» **WORK TO COMPLETE**: Copy the lines word for word, starting at the first line and ending at the line that contains "numerics-point [1120, 325, 1131, 337]", with both of those lines included.

» **SUPPLIED INFORMATION**:
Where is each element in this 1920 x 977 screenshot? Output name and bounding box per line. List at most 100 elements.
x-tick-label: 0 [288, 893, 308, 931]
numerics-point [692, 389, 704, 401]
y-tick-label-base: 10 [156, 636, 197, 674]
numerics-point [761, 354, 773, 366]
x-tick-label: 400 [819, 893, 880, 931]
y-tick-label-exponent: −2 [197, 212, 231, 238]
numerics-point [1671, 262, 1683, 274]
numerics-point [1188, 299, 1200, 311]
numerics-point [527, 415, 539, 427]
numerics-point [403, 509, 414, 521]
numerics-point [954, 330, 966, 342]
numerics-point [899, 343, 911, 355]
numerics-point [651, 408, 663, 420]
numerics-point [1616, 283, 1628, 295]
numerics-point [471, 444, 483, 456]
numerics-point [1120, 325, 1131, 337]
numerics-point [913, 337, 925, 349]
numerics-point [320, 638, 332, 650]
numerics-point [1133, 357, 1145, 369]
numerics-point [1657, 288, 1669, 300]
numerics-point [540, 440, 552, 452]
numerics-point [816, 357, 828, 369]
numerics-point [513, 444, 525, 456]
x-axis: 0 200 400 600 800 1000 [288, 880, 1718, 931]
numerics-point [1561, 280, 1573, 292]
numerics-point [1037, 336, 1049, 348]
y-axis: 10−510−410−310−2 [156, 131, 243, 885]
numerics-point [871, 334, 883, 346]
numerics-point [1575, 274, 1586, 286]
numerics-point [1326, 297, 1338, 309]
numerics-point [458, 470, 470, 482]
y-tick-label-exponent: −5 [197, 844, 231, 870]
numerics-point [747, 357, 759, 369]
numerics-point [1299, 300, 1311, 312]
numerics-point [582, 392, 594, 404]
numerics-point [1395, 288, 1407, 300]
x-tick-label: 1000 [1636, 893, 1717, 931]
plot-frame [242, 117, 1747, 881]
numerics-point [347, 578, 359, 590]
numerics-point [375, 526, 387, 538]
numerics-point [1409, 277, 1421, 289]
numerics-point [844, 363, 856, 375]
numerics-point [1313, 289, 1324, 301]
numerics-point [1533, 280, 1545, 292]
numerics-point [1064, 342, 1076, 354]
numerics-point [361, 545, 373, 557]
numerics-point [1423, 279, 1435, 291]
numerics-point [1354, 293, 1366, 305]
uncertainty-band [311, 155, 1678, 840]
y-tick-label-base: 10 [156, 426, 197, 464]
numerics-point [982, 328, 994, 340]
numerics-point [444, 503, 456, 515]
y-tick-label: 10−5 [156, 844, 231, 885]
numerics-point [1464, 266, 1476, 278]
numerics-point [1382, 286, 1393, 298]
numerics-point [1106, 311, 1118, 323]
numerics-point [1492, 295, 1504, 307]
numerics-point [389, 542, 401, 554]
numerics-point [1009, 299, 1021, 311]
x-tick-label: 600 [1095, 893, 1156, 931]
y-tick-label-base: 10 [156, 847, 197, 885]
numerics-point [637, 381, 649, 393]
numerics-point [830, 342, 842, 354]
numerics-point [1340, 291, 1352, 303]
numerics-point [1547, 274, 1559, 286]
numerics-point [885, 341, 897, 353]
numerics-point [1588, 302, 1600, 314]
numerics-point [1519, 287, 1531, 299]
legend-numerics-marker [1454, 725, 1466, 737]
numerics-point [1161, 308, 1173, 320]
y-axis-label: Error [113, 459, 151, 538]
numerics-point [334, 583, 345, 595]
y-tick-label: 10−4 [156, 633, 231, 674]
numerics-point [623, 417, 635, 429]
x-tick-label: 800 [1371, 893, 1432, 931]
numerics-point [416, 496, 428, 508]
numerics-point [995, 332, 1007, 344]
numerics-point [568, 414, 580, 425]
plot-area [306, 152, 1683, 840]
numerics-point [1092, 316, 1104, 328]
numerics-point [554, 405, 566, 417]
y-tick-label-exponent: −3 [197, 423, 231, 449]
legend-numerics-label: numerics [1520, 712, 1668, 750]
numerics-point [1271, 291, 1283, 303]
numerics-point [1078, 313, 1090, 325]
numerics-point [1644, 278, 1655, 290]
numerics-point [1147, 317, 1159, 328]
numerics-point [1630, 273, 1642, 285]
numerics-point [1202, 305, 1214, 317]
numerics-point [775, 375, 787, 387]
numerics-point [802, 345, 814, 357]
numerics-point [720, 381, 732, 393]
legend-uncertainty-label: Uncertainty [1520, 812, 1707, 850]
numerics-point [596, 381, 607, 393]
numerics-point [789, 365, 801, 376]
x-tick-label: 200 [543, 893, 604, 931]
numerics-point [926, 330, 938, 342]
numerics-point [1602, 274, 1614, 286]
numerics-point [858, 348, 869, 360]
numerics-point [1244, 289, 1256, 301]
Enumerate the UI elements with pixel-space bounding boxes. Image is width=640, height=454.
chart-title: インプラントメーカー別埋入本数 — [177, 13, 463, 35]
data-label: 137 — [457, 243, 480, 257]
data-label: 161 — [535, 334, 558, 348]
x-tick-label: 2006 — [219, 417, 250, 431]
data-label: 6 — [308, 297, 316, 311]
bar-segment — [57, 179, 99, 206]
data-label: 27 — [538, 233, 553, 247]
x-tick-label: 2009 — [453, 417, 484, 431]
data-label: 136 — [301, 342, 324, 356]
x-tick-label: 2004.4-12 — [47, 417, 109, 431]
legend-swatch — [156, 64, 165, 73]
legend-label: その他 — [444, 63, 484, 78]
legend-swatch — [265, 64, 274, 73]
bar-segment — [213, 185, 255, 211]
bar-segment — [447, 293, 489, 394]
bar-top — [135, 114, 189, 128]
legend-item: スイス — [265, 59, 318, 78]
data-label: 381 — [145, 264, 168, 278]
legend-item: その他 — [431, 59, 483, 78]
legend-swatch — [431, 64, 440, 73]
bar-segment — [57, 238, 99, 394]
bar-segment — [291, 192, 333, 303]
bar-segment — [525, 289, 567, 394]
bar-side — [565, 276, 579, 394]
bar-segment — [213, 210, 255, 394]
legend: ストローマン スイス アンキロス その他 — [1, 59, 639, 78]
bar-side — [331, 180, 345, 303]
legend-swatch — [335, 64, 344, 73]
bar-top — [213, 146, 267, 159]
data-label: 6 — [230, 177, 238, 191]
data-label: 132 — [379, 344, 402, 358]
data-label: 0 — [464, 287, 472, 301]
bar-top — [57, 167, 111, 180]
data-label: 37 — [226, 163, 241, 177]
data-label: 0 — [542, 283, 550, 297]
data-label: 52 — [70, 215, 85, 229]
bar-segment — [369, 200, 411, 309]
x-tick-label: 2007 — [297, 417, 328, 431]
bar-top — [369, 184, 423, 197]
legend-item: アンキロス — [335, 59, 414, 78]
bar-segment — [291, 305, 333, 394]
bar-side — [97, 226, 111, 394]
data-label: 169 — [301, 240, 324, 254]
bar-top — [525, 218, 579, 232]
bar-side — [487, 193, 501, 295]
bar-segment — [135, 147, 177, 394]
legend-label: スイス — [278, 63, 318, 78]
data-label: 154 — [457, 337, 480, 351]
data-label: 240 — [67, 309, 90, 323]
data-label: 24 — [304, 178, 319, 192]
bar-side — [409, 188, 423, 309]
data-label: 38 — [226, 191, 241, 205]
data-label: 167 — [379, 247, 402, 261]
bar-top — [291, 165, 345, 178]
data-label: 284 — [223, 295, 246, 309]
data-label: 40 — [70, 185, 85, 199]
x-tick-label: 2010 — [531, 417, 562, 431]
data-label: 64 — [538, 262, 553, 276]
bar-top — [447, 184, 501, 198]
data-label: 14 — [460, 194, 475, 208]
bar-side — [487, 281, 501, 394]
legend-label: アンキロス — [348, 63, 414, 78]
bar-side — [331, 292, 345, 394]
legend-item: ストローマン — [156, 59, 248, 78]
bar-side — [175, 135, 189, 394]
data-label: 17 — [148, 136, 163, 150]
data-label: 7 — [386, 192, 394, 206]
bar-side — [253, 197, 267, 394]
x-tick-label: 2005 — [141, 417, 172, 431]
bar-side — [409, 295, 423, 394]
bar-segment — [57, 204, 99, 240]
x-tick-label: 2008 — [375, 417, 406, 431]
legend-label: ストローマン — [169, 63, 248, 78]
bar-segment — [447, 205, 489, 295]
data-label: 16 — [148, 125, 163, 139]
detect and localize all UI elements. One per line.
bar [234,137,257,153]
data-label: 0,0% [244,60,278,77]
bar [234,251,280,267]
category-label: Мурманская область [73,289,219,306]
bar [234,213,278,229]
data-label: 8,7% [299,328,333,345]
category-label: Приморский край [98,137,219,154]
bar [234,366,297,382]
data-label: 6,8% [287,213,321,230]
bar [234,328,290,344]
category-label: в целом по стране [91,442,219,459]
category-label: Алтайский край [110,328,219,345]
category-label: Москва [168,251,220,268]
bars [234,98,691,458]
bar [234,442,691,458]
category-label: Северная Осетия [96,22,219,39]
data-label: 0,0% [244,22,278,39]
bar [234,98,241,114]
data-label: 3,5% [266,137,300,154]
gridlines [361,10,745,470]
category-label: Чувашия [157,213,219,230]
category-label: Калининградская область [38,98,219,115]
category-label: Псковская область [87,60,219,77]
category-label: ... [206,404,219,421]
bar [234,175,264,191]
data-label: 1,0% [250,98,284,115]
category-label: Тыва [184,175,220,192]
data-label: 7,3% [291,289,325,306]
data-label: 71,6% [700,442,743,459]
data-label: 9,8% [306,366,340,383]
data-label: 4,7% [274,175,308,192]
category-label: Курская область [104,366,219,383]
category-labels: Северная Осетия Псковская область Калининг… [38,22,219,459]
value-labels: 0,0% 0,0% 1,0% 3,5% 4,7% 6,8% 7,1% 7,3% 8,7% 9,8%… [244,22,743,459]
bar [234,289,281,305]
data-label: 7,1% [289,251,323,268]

» **SOLUTION TO THE EXERCISE**:
Where is each element in this 1920 x 977 screenshot? Output name and bounding box per line. List at most 100 elements.
x-tick-label: 0 [288, 893, 308, 931]
numerics-point [692, 389, 704, 401]
y-tick-label-base: 10 [156, 636, 197, 674]
numerics-point [761, 354, 773, 366]
x-tick-label: 400 [819, 893, 880, 931]
y-tick-label-exponent: −2 [197, 212, 231, 238]
numerics-point [1671, 262, 1683, 274]
numerics-point [1188, 299, 1200, 311]
numerics-point [527, 415, 539, 427]
numerics-point [403, 509, 414, 521]
numerics-point [954, 330, 966, 342]
numerics-point [899, 343, 911, 355]
numerics-point [651, 408, 663, 420]
numerics-point [1616, 283, 1628, 295]
numerics-point [471, 444, 483, 456]
numerics-point [1120, 325, 1131, 337]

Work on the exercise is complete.